§ Recorded information:
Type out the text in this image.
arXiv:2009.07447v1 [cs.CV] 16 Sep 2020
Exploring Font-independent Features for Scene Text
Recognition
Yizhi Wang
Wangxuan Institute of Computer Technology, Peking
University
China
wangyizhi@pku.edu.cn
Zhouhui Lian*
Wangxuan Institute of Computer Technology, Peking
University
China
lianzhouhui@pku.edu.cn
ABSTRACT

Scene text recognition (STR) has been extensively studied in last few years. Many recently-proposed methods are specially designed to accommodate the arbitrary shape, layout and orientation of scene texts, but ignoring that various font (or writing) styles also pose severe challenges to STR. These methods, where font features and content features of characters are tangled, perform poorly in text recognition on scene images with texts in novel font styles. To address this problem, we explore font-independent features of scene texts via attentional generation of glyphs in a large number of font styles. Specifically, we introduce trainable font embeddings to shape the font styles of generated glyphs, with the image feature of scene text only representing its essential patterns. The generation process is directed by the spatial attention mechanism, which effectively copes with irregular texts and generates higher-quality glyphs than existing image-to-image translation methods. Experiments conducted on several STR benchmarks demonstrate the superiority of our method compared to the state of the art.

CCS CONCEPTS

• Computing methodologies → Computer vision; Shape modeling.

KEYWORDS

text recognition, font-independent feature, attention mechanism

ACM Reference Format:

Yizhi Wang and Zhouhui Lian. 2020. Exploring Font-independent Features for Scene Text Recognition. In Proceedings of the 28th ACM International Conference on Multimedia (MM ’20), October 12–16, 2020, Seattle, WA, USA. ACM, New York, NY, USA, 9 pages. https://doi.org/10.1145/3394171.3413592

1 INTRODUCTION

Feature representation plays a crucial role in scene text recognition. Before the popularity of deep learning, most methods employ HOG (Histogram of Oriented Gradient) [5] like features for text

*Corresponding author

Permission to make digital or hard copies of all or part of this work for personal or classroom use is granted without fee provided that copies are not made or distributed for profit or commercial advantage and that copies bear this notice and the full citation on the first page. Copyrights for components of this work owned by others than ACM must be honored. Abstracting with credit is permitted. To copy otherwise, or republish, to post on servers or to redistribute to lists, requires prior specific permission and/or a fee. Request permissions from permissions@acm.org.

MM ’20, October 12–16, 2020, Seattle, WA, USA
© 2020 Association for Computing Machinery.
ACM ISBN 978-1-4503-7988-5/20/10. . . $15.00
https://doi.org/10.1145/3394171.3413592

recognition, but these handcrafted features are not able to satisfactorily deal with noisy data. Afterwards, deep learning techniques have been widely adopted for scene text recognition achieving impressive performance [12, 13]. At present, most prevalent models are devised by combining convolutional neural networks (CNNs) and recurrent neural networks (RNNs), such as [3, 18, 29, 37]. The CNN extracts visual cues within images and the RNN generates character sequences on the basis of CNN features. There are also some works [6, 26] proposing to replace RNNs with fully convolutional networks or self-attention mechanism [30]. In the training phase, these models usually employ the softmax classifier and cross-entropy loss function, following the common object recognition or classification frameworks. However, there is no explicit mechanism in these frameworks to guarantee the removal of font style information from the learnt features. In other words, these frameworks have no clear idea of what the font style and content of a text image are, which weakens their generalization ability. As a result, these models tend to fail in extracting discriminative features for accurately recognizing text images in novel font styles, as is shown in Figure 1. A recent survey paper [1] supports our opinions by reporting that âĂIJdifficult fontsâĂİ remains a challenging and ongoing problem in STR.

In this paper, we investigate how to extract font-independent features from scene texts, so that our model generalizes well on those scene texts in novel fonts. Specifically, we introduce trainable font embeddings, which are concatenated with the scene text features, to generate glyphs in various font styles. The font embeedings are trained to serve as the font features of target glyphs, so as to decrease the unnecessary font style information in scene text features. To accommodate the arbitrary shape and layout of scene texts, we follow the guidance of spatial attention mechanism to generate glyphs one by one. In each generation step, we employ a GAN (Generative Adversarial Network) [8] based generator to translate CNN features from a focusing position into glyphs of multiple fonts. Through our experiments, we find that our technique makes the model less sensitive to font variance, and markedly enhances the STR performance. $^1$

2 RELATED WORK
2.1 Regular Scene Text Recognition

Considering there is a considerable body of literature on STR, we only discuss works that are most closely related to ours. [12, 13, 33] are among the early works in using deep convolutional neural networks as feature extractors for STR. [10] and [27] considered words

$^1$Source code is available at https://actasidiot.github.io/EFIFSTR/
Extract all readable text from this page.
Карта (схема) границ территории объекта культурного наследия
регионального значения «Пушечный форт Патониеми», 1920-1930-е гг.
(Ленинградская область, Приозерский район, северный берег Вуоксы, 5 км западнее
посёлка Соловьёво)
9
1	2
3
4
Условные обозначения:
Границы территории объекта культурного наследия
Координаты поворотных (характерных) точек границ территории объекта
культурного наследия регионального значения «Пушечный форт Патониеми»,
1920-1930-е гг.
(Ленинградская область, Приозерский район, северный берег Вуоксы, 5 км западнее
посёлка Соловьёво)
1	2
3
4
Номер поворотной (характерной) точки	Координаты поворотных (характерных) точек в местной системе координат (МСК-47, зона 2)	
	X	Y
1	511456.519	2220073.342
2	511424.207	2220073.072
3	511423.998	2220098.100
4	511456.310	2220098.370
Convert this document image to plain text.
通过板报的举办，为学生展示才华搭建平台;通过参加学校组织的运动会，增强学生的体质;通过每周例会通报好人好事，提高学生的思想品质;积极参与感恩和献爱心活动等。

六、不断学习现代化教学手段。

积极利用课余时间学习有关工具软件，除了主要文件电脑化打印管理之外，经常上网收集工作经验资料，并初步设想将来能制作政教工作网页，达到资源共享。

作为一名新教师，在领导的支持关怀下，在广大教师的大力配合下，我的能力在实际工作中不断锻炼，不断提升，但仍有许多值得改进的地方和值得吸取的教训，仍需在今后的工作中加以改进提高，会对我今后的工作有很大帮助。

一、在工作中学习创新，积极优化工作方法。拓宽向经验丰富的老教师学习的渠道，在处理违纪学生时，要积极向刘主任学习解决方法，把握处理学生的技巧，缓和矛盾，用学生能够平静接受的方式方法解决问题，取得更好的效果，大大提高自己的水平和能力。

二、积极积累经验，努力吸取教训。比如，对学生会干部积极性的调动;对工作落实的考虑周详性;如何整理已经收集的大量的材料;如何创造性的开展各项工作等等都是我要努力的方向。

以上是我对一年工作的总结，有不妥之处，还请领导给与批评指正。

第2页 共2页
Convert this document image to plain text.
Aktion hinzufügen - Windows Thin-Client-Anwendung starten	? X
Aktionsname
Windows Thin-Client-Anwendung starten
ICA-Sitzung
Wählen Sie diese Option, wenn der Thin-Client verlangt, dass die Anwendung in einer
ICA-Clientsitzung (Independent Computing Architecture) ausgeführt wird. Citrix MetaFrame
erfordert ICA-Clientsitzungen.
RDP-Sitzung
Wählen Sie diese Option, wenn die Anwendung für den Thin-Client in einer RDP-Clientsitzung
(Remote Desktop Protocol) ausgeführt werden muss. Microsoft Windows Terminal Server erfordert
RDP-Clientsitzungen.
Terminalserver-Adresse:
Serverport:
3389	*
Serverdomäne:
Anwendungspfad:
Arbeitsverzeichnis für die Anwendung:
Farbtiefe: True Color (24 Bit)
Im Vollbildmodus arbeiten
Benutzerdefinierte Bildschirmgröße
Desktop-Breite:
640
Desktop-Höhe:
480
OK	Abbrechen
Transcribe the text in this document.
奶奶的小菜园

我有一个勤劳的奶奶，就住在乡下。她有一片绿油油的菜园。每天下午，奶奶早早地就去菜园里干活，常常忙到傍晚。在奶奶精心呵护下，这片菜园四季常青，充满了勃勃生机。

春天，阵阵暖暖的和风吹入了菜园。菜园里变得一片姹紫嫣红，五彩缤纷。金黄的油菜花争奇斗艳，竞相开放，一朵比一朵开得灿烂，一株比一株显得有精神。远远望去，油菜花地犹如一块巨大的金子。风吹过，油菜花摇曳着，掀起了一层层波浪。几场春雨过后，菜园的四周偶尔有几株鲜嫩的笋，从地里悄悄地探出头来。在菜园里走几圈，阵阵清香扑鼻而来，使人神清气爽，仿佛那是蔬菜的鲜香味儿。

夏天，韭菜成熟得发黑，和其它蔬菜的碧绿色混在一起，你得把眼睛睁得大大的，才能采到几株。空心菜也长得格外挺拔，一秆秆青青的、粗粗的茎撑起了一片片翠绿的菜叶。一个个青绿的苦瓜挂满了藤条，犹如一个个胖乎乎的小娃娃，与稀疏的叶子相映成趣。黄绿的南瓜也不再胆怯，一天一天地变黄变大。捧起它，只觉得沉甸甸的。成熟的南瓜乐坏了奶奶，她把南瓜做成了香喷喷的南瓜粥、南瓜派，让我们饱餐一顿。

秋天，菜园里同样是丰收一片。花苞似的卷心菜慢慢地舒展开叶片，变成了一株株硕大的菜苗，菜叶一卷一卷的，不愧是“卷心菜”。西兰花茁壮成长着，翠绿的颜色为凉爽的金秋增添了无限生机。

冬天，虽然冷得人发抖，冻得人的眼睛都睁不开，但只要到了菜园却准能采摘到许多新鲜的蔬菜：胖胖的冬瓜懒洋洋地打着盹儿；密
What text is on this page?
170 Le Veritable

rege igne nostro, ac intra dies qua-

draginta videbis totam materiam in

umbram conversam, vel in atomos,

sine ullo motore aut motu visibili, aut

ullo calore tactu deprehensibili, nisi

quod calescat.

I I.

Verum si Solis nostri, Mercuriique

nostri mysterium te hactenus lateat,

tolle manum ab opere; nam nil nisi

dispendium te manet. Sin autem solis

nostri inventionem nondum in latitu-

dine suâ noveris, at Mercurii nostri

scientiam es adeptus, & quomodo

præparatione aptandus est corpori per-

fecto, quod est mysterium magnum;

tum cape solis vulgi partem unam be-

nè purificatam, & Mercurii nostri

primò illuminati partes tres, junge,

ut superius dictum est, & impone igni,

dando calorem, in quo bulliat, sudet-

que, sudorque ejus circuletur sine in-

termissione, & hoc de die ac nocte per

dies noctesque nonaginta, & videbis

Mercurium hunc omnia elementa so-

§ Request: Collect the complete line wherever the string "mysterium" appears in the records.

§ The result:
nostri mysterium te hactenus lateat,
fecto, quod est mysterium magnum;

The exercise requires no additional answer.